- _WORK REQUIRED_: Pull out each line of the records holding the string "data".
★ ★ ★ ★
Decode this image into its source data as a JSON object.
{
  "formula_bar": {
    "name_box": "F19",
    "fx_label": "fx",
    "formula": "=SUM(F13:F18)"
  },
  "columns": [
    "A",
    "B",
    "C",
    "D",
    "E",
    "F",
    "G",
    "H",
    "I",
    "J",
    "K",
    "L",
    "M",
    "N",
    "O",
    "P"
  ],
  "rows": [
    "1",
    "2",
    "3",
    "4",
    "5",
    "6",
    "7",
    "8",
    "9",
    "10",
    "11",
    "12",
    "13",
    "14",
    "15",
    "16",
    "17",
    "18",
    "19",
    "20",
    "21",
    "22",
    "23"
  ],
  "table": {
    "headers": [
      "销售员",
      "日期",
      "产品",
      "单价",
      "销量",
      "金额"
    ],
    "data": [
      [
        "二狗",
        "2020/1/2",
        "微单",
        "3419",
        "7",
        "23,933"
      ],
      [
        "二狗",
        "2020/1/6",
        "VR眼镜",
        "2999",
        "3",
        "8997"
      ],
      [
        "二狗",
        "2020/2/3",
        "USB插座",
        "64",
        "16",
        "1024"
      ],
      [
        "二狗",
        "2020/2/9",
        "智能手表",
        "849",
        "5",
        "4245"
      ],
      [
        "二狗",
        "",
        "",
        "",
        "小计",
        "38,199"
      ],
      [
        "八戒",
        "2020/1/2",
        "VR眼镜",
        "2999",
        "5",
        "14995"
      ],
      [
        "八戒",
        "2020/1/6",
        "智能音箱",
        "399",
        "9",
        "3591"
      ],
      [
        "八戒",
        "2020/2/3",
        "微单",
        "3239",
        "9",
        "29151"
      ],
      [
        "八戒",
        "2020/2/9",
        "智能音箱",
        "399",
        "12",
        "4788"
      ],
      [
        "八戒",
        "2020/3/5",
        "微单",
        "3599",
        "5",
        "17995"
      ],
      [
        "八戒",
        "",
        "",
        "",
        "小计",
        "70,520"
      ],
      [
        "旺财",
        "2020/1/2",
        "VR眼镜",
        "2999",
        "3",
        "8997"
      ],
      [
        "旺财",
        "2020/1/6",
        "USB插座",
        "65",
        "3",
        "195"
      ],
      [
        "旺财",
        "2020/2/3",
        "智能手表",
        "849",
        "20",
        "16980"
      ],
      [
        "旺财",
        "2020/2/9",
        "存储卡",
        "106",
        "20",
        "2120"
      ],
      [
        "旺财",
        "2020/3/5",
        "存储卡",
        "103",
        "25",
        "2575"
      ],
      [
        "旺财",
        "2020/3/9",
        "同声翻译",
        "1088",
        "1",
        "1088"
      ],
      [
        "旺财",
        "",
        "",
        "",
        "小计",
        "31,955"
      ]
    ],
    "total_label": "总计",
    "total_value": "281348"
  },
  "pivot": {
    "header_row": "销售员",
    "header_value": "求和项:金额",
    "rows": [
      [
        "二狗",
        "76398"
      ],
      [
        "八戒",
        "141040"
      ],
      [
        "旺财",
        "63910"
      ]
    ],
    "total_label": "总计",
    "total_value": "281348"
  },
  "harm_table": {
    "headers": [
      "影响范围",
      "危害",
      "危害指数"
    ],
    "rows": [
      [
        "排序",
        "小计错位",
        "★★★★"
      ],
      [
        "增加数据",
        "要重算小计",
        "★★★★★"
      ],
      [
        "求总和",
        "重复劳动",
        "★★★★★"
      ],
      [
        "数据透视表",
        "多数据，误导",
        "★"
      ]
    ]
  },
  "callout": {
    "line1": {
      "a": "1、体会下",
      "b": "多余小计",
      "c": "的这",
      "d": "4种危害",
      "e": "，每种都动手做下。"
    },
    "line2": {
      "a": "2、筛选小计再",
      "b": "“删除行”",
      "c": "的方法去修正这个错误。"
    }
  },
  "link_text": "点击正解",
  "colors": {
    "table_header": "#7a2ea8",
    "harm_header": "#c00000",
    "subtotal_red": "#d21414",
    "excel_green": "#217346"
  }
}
★ ★ ★ ★
- _THE OUTPUT_:
Decode this image into its source data as a JSON object.
    "data": [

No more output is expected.